═══ The data ═══
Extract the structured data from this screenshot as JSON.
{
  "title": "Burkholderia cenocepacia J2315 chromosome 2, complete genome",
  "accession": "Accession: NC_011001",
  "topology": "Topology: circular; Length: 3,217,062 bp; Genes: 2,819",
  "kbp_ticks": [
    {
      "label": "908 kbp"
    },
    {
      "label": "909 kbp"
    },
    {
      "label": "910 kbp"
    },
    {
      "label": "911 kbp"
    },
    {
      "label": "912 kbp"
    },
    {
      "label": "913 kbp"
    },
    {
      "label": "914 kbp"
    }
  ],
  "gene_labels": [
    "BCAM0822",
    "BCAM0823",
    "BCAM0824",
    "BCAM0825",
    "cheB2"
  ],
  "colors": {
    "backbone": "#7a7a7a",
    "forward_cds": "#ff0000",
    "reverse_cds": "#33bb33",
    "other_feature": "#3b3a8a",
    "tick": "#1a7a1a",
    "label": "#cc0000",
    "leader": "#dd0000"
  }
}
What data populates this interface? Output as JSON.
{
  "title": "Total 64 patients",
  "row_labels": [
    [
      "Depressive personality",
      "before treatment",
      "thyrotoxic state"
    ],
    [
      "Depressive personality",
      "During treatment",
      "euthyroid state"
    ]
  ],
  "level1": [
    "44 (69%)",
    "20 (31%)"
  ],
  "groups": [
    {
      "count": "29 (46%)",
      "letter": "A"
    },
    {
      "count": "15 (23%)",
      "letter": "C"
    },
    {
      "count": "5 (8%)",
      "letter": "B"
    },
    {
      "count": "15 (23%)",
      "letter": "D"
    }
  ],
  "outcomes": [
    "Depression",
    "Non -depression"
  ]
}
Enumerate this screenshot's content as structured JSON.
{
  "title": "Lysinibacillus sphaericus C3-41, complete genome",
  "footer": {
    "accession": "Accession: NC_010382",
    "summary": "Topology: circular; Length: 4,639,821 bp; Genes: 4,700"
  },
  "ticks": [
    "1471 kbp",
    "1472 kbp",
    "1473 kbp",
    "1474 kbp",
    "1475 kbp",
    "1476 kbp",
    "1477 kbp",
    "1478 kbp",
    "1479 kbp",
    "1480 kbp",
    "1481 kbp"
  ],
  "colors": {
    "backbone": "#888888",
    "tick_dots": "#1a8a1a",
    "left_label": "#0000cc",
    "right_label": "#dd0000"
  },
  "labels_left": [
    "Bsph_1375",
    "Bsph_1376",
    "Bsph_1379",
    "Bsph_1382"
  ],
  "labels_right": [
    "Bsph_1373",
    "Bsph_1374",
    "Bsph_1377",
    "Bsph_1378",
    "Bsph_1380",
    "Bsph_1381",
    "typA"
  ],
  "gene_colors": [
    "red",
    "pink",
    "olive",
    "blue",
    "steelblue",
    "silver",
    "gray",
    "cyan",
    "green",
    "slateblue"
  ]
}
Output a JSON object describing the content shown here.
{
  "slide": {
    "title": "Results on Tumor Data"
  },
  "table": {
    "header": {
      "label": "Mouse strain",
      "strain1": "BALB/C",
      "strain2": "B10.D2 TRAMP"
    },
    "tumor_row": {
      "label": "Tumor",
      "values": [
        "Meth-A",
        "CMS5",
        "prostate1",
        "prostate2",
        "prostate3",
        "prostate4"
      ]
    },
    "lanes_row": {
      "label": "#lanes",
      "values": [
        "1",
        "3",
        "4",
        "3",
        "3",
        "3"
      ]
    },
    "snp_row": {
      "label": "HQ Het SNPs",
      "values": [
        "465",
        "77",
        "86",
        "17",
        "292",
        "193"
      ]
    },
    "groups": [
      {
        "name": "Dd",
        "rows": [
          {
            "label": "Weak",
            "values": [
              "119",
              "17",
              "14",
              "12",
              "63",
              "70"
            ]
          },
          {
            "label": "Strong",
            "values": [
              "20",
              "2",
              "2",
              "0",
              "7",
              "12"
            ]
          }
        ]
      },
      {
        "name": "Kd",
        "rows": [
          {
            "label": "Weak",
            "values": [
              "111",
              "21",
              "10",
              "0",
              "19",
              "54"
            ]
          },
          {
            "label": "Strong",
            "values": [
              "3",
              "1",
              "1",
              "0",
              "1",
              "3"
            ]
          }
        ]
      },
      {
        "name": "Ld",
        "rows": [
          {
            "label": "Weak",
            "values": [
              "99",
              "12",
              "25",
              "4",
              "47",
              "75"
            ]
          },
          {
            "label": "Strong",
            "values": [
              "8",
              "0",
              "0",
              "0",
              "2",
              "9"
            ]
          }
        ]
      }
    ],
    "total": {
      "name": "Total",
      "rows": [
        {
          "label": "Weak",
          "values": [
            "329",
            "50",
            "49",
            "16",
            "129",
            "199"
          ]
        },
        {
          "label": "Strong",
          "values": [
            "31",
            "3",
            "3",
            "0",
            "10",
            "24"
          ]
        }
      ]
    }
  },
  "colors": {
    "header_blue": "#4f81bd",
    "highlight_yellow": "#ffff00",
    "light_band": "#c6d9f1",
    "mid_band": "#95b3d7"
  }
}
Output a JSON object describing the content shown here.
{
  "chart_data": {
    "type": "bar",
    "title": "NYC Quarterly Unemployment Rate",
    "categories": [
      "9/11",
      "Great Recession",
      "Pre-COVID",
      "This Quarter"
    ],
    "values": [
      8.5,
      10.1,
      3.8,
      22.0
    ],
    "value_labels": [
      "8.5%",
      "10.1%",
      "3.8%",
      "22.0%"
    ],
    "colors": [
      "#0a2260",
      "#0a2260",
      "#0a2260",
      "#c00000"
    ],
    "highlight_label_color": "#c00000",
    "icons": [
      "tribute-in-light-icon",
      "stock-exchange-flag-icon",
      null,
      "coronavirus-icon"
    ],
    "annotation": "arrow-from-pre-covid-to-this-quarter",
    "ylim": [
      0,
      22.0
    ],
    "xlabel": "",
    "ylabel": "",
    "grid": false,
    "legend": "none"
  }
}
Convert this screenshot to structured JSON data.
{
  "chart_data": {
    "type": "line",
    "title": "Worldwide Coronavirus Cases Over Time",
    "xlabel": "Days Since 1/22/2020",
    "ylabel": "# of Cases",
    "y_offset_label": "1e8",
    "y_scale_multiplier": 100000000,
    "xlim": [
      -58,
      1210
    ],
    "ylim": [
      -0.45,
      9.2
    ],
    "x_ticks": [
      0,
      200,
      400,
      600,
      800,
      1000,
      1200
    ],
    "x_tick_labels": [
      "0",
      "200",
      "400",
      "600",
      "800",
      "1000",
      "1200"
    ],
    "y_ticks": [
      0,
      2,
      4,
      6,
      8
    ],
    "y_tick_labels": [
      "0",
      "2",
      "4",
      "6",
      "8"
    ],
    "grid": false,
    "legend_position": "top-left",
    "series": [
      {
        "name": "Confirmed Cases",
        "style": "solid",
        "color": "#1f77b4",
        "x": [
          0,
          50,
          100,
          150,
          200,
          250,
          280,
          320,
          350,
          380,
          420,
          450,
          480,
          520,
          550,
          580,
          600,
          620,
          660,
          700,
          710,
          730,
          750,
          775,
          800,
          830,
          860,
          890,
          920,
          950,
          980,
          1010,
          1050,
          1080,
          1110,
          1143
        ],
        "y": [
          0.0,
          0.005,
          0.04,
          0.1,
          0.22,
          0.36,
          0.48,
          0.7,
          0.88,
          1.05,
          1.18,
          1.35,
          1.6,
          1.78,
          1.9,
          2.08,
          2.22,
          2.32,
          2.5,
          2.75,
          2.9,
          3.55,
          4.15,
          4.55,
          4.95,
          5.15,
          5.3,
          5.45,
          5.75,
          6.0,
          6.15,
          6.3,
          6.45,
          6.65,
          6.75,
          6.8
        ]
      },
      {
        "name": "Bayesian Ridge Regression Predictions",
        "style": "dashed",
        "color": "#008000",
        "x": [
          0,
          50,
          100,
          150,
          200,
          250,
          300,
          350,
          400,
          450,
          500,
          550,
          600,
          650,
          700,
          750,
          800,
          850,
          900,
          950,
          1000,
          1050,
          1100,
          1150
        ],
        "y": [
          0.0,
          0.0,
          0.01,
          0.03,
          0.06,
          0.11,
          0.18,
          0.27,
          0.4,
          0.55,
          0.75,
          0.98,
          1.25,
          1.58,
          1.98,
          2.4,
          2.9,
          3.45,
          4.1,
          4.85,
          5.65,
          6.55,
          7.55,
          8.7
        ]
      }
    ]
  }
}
═══
Required work: Scan the material above for lines holding "complete" and copy each of them.

Exercise response:
  "title": "Burkholderia cenocepacia J2315 chromosome 2, complete genome",
  "title": "Lysinibacillus sphaericus C3-41, complete genome",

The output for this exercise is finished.